Input →
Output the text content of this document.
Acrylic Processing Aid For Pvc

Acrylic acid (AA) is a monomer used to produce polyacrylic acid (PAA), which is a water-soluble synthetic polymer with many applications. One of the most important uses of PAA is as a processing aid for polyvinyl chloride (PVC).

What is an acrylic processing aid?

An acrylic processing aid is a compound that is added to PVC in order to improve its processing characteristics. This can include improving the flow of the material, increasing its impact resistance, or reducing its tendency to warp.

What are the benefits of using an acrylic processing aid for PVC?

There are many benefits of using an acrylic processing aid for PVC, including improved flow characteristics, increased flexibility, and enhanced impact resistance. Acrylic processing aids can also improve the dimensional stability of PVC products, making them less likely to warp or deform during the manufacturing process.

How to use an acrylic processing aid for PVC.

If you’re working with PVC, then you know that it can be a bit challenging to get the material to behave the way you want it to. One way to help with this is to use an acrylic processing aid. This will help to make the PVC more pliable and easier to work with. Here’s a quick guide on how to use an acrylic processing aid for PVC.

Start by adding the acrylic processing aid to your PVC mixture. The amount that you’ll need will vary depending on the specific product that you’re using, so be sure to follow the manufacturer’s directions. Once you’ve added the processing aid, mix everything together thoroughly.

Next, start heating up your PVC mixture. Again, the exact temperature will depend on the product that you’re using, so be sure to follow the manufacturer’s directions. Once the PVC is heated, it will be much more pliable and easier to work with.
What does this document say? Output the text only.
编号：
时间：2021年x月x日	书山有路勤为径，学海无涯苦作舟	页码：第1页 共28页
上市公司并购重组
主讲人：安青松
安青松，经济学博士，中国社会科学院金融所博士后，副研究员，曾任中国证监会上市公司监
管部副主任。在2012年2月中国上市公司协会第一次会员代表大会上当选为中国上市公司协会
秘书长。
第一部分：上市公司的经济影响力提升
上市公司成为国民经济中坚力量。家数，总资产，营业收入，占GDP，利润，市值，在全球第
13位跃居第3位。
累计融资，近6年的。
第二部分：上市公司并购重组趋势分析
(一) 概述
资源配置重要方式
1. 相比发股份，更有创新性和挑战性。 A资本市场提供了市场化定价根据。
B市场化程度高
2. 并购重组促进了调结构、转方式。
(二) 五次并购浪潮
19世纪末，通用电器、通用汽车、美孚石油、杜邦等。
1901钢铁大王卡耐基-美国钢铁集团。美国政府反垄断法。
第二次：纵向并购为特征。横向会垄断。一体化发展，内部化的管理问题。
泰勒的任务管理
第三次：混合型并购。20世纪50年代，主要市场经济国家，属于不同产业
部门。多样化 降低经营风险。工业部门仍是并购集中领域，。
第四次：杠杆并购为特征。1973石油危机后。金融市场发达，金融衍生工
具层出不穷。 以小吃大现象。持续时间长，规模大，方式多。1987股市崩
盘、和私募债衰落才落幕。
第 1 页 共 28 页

What the exercise asks →
Find each line with the string "Output" and copy it out.

Response →
Output the text content of this document.
What does this document say? Output the text only.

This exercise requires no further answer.